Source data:
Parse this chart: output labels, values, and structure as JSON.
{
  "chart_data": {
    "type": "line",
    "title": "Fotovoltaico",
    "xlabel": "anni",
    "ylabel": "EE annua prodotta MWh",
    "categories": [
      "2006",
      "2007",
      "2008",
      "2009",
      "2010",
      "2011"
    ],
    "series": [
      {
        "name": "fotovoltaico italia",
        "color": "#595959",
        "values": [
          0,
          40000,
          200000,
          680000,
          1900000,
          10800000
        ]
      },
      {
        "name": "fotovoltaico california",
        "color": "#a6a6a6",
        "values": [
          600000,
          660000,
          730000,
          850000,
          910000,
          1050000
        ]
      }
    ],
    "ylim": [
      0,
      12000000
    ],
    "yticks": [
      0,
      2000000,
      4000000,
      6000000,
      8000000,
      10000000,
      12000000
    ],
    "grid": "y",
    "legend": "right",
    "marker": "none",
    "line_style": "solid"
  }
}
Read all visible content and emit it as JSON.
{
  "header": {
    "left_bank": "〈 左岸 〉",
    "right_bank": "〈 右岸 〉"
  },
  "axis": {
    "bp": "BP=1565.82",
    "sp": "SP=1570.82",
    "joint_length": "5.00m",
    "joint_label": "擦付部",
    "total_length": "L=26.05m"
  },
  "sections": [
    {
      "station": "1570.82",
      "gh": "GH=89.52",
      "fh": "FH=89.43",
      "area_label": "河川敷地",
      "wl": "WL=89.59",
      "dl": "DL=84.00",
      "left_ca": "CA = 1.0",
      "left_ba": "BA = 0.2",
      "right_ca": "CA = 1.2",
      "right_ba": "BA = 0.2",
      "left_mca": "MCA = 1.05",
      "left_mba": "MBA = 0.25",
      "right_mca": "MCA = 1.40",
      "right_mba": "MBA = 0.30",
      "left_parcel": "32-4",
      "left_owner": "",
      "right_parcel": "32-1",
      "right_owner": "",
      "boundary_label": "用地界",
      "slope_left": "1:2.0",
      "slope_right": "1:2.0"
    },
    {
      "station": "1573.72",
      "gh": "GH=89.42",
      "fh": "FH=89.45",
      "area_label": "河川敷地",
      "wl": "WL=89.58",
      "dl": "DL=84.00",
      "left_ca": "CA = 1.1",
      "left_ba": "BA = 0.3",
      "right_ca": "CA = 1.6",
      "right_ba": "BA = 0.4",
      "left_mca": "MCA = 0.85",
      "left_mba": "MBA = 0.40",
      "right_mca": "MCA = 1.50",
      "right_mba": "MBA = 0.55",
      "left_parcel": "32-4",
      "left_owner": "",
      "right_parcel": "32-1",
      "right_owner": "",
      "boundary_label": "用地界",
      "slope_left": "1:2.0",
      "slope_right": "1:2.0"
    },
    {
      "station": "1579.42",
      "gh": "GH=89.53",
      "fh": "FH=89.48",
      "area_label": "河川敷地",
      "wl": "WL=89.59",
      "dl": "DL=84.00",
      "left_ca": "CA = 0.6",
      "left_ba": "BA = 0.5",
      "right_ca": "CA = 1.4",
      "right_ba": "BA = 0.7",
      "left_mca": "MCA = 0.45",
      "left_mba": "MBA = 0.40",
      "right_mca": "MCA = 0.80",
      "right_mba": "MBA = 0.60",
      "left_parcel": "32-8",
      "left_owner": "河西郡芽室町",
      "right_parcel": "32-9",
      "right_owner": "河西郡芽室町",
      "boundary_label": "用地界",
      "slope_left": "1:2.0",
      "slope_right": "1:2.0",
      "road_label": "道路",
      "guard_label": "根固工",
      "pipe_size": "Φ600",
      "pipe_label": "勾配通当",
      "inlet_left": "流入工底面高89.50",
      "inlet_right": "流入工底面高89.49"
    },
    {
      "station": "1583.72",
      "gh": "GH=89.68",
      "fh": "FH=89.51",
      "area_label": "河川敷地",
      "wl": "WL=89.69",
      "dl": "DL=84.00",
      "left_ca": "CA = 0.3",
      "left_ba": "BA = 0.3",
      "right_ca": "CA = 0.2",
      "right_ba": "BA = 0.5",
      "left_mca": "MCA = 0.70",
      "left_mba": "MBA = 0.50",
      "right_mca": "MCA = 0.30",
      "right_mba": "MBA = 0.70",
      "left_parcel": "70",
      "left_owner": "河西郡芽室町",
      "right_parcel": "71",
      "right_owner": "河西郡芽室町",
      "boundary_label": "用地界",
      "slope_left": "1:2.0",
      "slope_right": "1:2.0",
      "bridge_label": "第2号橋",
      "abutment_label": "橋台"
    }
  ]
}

WHAT TO PRODUCE: Every entry above needs to be quoted exactly.

ANSWER TO THE PROBLEM:
Parse this chart: output labels, values, and structure as JSON.
{
  "chart_data": {
    "type": "line",
    "title": "Fotovoltaico",
    "xlabel": "anni",
    "ylabel": "EE annua prodotta MWh",
    "categories": [
      "2006",
      "2007",
      "2008",
      "2009",
      "2010",
      "2011"
    ],
    "series": [
      {
        "name": "fotovoltaico italia",
        "color": "#595959",
        "values": [
          0,
          40000,
          200000,
          680000,
          1900000,
          10800000
        ]
      },
      {
        "name": "fotovoltaico california",
        "color": "#a6a6a6",
        "values": [
          600000,
          660000,
          730000,
          850000,
          910000,
          1050000
        ]
      }
    ],
    "ylim": [
      0,
      12000000
    ],
    "yticks": [
      0,
      2000000,
      4000000,
      6000000,
      8000000,
      10000000,
      12000000
    ],
    "grid": "y",
    "legend": "right",
    "marker": "none",
    "line_style": "solid"
  }
}
Read all visible content and emit it as JSON.
{
  "header": {
    "left_bank": "〈 左岸 〉",
    "right_bank": "〈 右岸 〉"
  },
  "axis": {
    "bp": "BP=1565.82",
    "sp": "SP=1570.82",
    "joint_length": "5.00m",
    "joint_label": "擦付部",
    "total_length": "L=26.05m"
  },
  "sections": [
    {
      "station": "1570.82",
      "gh": "GH=89.52",
      "fh": "FH=89.43",
      "area_label": "河川敷地",
      "wl": "WL=89.59",
      "dl": "DL=84.00",
      "left_ca": "CA = 1.0",
      "left_ba": "BA = 0.2",
      "right_ca": "CA = 1.2",
      "right_ba": "BA = 0.2",
      "left_mca": "MCA = 1.05",
      "left_mba": "MBA = 0.25",
      "right_mca": "MCA = 1.40",
      "right_mba": "MBA = 0.30",
      "left_parcel": "32-4",
      "left_owner": "",
      "right_parcel": "32-1",
      "right_owner": "",
      "boundary_label": "用地界",
      "slope_left": "1:2.0",
      "slope_right": "1:2.0"
    },
    {
      "station": "1573.72",
      "gh": "GH=89.42",
      "fh": "FH=89.45",
      "area_label": "河川敷地",
      "wl": "WL=89.58",
      "dl": "DL=84.00",
      "left_ca": "CA = 1.1",
      "left_ba": "BA = 0.3",
      "right_ca": "CA = 1.6",
      "right_ba": "BA = 0.4",
      "left_mca": "MCA = 0.85",
      "left_mba": "MBA = 0.40",
      "right_mca": "MCA = 1.50",
      "right_mba": "MBA = 0.55",
      "left_parcel": "32-4",
      "left_owner": "",
      "right_parcel": "32-1",
      "right_owner": "",
      "boundary_label": "用地界",
      "slope_left": "1:2.0",
      "slope_right": "1:2.0"
    },
    {
      "station": "1579.42",
      "gh": "GH=89.53",
      "fh": "FH=89.48",
      "area_label": "河川敷地",
      "wl": "WL=89.59",
      "dl": "DL=84.00",
      "left_ca": "CA = 0.6",
      "left_ba": "BA = 0.5",
      "right_ca": "CA = 1.4",
      "right_ba": "BA = 0.7",
      "left_mca": "MCA = 0.45",
      "left_mba": "MBA = 0.40",
      "right_mca": "MCA = 0.80",
      "right_mba": "MBA = 0.60",
      "left_parcel": "32-8",
      "left_owner": "河西郡芽室町",
      "right_parcel": "32-9",
      "right_owner": "河西郡芽室町",
      "boundary_label": "用地界",
      "slope_left": "1:2.0",
      "slope_right": "1:2.0",
      "road_label": "道路",
      "guard_label": "根固工",
      "pipe_size": "Φ600",
      "pipe_label": "勾配通当",
      "inlet_left": "流入工底面高89.50",
      "inlet_right": "流入工底面高89.49"
    },
    {
      "station": "1583.72",
      "gh": "GH=89.68",
      "fh": "FH=89.51",
      "area_label": "河川敷地",
      "wl": "WL=89.69",
      "dl": "DL=84.00",
      "left_ca": "CA = 0.3",
      "left_ba": "BA = 0.3",
      "right_ca": "CA = 0.2",
      "right_ba": "BA = 0.5",
      "left_mca": "MCA = 0.70",
      "left_mba": "MBA = 0.50",
      "right_mca": "MCA = 0.30",
      "right_mba": "MBA = 0.70",
      "left_parcel": "70",
      "left_owner": "河西郡芽室町",
      "right_parcel": "71",
      "right_owner": "河西郡芽室町",
      "boundary_label": "用地界",
      "slope_left": "1:2.0",
      "slope_right": "1:2.0",
      "bridge_label": "第2号橋",
      "abutment_label": "橋台"
    }
  ]
}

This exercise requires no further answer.